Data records
* * * * * * *

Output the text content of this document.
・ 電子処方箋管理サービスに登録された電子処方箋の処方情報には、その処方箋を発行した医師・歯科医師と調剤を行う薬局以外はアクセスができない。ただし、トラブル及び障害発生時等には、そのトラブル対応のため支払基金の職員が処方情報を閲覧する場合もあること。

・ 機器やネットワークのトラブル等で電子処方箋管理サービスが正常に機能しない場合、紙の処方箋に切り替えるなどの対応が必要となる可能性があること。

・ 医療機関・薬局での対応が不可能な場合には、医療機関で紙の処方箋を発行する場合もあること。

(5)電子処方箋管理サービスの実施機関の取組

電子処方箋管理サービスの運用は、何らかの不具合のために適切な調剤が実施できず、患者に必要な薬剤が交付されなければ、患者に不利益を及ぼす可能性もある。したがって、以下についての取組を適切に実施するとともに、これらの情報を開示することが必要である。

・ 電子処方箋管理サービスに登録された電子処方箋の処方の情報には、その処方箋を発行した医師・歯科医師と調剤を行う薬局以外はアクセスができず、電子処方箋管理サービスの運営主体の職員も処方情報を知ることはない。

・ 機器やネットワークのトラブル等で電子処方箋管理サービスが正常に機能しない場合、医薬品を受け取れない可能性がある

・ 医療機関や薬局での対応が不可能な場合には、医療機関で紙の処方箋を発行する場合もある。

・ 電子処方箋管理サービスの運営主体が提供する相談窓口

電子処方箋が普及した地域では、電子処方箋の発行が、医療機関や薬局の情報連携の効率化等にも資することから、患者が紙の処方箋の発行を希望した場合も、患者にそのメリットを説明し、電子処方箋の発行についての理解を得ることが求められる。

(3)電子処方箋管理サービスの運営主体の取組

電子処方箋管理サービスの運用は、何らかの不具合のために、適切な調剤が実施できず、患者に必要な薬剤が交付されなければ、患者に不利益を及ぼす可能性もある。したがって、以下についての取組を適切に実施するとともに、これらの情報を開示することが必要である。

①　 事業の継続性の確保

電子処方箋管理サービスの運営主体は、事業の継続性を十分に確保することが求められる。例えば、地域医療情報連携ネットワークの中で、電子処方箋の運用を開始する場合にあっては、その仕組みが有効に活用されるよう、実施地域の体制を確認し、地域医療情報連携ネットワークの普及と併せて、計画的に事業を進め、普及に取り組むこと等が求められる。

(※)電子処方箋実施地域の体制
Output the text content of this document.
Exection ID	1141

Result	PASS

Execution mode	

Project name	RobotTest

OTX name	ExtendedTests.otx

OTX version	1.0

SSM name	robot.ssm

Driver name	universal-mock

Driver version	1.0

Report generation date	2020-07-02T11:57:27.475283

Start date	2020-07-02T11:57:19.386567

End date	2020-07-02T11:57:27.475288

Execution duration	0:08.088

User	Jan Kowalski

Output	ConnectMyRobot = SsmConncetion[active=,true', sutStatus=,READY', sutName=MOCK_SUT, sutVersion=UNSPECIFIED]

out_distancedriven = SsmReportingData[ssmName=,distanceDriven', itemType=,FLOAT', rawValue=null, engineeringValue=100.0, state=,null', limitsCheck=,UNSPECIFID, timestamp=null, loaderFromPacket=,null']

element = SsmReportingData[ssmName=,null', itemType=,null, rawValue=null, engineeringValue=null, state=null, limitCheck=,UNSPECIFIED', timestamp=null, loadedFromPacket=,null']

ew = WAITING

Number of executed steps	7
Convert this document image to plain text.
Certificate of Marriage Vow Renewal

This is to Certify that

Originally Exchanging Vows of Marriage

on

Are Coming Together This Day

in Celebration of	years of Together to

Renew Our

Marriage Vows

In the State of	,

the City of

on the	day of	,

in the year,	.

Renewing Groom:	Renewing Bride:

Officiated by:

* * * * * * *

- [Task directions]: In the records above, locate every line with the string "engineeringValue" and copy it.

- [Solution]:
out_distancedriven = SsmReportingData[ssmName=,distanceDriven', itemType=,FLOAT', rawValue=null, engineeringValue=100.0, state=,null', limitsCheck=,UNSPECIFID, timestamp=null, loaderFromPacket=,null']
element = SsmReportingData[ssmName=,null', itemType=,null, rawValue=null, engineeringValue=null, state=null, limitCheck=,UNSPECIFIED', timestamp=null, loadedFromPacket=,null']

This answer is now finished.